» **WHAT IS REQUIRED**: Your task is to print all of the data word for word.

» **EXERCISE DATA**:
------------------------------------------------------------------------

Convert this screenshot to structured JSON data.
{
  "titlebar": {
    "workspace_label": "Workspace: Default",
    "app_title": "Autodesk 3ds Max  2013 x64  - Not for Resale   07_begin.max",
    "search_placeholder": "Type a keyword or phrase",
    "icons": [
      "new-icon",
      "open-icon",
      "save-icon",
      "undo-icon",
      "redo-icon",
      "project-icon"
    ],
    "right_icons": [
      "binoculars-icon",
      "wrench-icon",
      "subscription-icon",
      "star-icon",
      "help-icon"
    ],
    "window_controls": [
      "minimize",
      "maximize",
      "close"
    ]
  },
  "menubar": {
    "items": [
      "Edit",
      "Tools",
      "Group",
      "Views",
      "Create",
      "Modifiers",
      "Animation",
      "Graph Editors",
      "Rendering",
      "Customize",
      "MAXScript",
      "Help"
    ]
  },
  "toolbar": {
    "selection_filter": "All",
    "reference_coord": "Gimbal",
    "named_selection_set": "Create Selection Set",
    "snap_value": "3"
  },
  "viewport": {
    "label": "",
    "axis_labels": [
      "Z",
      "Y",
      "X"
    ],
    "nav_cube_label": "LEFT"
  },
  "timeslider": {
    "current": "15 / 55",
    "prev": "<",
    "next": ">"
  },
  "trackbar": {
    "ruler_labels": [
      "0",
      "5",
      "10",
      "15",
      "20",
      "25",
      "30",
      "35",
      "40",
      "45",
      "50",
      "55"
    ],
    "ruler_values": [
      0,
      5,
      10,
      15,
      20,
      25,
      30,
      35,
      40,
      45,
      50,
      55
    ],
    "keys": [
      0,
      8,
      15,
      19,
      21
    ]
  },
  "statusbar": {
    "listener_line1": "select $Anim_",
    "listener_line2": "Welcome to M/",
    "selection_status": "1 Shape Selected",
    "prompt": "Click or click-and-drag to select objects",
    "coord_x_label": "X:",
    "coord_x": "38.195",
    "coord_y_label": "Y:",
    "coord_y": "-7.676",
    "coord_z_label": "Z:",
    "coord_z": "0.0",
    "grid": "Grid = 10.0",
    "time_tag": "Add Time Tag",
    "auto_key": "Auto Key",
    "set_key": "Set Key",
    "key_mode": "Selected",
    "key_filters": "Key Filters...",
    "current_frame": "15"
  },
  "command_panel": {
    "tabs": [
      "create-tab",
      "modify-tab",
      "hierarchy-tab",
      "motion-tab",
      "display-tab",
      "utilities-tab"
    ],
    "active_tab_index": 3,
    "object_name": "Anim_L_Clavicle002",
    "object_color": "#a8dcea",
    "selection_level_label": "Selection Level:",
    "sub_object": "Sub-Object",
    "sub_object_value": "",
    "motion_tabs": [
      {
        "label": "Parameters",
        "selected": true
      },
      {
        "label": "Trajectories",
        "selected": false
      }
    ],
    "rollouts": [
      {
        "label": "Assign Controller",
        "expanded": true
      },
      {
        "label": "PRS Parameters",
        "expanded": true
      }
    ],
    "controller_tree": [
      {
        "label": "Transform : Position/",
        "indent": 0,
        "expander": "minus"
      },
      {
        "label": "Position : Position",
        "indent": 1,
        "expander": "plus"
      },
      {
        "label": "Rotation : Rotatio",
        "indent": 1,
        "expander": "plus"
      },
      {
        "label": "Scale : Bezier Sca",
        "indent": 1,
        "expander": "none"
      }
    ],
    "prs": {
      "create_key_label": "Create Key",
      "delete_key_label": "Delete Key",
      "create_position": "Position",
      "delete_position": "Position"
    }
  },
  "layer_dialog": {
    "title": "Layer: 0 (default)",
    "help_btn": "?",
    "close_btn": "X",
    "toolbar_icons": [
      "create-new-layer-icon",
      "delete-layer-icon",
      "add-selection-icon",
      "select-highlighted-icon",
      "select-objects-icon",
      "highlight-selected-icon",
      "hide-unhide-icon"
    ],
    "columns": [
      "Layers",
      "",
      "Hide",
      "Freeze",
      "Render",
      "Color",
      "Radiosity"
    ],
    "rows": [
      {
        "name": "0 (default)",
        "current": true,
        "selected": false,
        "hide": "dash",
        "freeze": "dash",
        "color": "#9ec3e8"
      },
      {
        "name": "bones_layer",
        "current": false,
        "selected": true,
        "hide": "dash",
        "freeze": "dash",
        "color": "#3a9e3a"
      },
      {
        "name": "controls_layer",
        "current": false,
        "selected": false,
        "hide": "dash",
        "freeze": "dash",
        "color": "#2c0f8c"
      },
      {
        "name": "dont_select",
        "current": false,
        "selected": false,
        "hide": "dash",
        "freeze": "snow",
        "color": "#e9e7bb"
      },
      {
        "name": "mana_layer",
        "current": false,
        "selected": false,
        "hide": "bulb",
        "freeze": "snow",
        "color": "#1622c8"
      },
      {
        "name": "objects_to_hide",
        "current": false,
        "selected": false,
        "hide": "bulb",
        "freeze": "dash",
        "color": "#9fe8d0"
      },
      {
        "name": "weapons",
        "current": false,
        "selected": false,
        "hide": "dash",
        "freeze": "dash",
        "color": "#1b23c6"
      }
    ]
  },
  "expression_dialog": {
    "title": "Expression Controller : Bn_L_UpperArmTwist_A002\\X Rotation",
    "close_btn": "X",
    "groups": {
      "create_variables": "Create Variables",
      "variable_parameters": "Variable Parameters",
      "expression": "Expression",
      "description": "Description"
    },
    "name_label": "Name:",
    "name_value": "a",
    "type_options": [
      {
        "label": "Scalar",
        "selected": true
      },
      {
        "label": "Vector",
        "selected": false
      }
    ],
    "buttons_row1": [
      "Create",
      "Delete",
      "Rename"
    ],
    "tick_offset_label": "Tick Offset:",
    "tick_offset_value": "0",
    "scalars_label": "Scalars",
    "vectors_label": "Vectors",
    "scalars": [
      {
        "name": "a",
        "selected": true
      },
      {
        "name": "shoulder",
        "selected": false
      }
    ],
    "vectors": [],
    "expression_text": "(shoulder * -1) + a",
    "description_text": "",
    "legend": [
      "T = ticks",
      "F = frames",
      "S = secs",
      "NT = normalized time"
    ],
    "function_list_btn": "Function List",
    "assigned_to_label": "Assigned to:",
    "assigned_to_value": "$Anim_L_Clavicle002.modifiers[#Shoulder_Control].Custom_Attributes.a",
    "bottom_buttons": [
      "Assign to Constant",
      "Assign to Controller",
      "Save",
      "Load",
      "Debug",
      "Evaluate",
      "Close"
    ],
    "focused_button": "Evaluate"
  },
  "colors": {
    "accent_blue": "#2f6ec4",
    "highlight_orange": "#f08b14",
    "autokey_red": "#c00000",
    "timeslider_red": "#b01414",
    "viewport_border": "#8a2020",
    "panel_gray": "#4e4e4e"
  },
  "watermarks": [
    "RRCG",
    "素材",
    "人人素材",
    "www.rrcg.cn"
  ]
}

------------------------------------------------------------------------

» **FINAL RESULT**:
Convert this screenshot to structured JSON data.
{
  "titlebar": {
    "workspace_label": "Workspace: Default",
    "app_title": "Autodesk 3ds Max  2013 x64  - Not for Resale   07_begin.max",
    "search_placeholder": "Type a keyword or phrase",
    "icons": [
      "new-icon",
      "open-icon",
      "save-icon",
      "undo-icon",
      "redo-icon",
      "project-icon"
    ],
    "right_icons": [
      "binoculars-icon",
      "wrench-icon",
      "subscription-icon",
      "star-icon",
      "help-icon"
    ],
    "window_controls": [
      "minimize",
      "maximize",
      "close"
    ]
  },
  "menubar": {
    "items": [
      "Edit",
      "Tools",
      "Group",
      "Views",
      "Create",
      "Modifiers",
      "Animation",
      "Graph Editors",
      "Rendering",
      "Customize",
      "MAXScript",
      "Help"
    ]
  },
  "toolbar": {
    "selection_filter": "All",
    "reference_coord": "Gimbal",
    "named_selection_set": "Create Selection Set",
    "snap_value": "3"
  },
  "viewport": {
    "label": "",
    "axis_labels": [
      "Z",
      "Y",
      "X"
    ],
    "nav_cube_label": "LEFT"
  },
  "timeslider": {
    "current": "15 / 55",
    "prev": "<",
    "next": ">"
  },
  "trackbar": {
    "ruler_labels": [
      "0",
      "5",
      "10",
      "15",
      "20",
      "25",
      "30",
      "35",
      "40",
      "45",
      "50",
      "55"
    ],
    "ruler_values": [
      0,
      5,
      10,
      15,
      20,
      25,
      30,
      35,
      40,
      45,
      50,
      55
    ],
    "keys": [
      0,
      8,
      15,
      19,
      21
    ]
  },
  "statusbar": {
    "listener_line1": "select $Anim_",
    "listener_line2": "Welcome to M/",
    "selection_status": "1 Shape Selected",
    "prompt": "Click or click-and-drag to select objects",
    "coord_x_label": "X:",
    "coord_x": "38.195",
    "coord_y_label": "Y:",
    "coord_y": "-7.676",
    "coord_z_label": "Z:",
    "coord_z": "0.0",
    "grid": "Grid = 10.0",
    "time_tag": "Add Time Tag",
    "auto_key": "Auto Key",
    "set_key": "Set Key",
    "key_mode": "Selected",
    "key_filters": "Key Filters...",
    "current_frame": "15"
  },
  "command_panel": {
    "tabs": [
      "create-tab",
      "modify-tab",
      "hierarchy-tab",
      "motion-tab",
      "display-tab",
      "utilities-tab"
    ],
    "active_tab_index": 3,
    "object_name": "Anim_L_Clavicle002",
    "object_color": "#a8dcea",
    "selection_level_label": "Selection Level:",
    "sub_object": "Sub-Object",
    "sub_object_value": "",
    "motion_tabs": [
      {
        "label": "Parameters",
        "selected": true
      },
      {
        "label": "Trajectories",
        "selected": false
      }
    ],
    "rollouts": [
      {
        "label": "Assign Controller",
        "expanded": true
      },
      {
        "label": "PRS Parameters",
        "expanded": true
      }
    ],
    "controller_tree": [
      {
        "label": "Transform : Position/",
        "indent": 0,
        "expander": "minus"
      },
      {
        "label": "Position : Position",
        "indent": 1,
        "expander": "plus"
      },
      {
        "label": "Rotation : Rotatio",
        "indent": 1,
        "expander": "plus"
      },
      {
        "label": "Scale : Bezier Sca",
        "indent": 1,
        "expander": "none"
      }
    ],
    "prs": {
      "create_key_label": "Create Key",
      "delete_key_label": "Delete Key",
      "create_position": "Position",
      "delete_position": "Position"
    }
  },
  "layer_dialog": {
    "title": "Layer: 0 (default)",
    "help_btn": "?",
    "close_btn": "X",
    "toolbar_icons": [
      "create-new-layer-icon",
      "delete-layer-icon",
      "add-selection-icon",
      "select-highlighted-icon",
      "select-objects-icon",
      "highlight-selected-icon",
      "hide-unhide-icon"
    ],
    "columns": [
      "Layers",
      "",
      "Hide",
      "Freeze",
      "Render",
      "Color",
      "Radiosity"
    ],
    "rows": [
      {
        "name": "0 (default)",
        "current": true,
        "selected": false,
        "hide": "dash",
        "freeze": "dash",
        "color": "#9ec3e8"
      },
      {
        "name": "bones_layer",
        "current": false,
        "selected": true,
        "hide": "dash",
        "freeze": "dash",
        "color": "#3a9e3a"
      },
      {
        "name": "controls_layer",
        "current": false,
        "selected": false,
        "hide": "dash",
        "freeze": "dash",
        "color": "#2c0f8c"
      },
      {
        "name": "dont_select",
        "current": false,
        "selected": false,
        "hide": "dash",
        "freeze": "snow",
        "color": "#e9e7bb"
      },
      {
        "name": "mana_layer",
        "current": false,
        "selected": false,
        "hide": "bulb",
        "freeze": "snow",
        "color": "#1622c8"
      },
      {
        "name": "objects_to_hide",
        "current": false,
        "selected": false,
        "hide": "bulb",
        "freeze": "dash",
        "color": "#9fe8d0"
      },
      {
        "name": "weapons",
        "current": false,
        "selected": false,
        "hide": "dash",
        "freeze": "dash",
        "color": "#1b23c6"
      }
    ]
  },
  "expression_dialog": {
    "title": "Expression Controller : Bn_L_UpperArmTwist_A002\\X Rotation",
    "close_btn": "X",
    "groups": {
      "create_variables": "Create Variables",
      "variable_parameters": "Variable Parameters",
      "expression": "Expression",
      "description": "Description"
    },
    "name_label": "Name:",
    "name_value": "a",
    "type_options": [
      {
        "label": "Scalar",
        "selected": true
      },
      {
        "label": "Vector",
        "selected": false
      }
    ],
    "buttons_row1": [
      "Create",
      "Delete",
      "Rename"
    ],
    "tick_offset_label": "Tick Offset:",
    "tick_offset_value": "0",
    "scalars_label": "Scalars",
    "vectors_label": "Vectors",
    "scalars": [
      {
        "name": "a",
        "selected": true
      },
      {
        "name": "shoulder",
        "selected": false
      }
    ],
    "vectors": [],
    "expression_text": "(shoulder * -1) + a",
    "description_text": "",
    "legend": [
      "T = ticks",
      "F = frames",
      "S = secs",
      "NT = normalized time"
    ],
    "function_list_btn": "Function List",
    "assigned_to_label": "Assigned to:",
    "assigned_to_value": "$Anim_L_Clavicle002.modifiers[#Shoulder_Control].Custom_Attributes.a",
    "bottom_buttons": [
      "Assign to Constant",
      "Assign to Controller",
      "Save",
      "Load",
      "Debug",
      "Evaluate",
      "Close"
    ],
    "focused_button": "Evaluate"
  },
  "colors": {
    "accent_blue": "#2f6ec4",
    "highlight_orange": "#f08b14",
    "autokey_red": "#c00000",
    "timeslider_red": "#b01414",
    "viewport_border": "#8a2020",
    "panel_gray": "#4e4e4e"
  },
  "watermarks": [
    "RRCG",
    "素材",
    "人人素材",
    "www.rrcg.cn"
  ]
}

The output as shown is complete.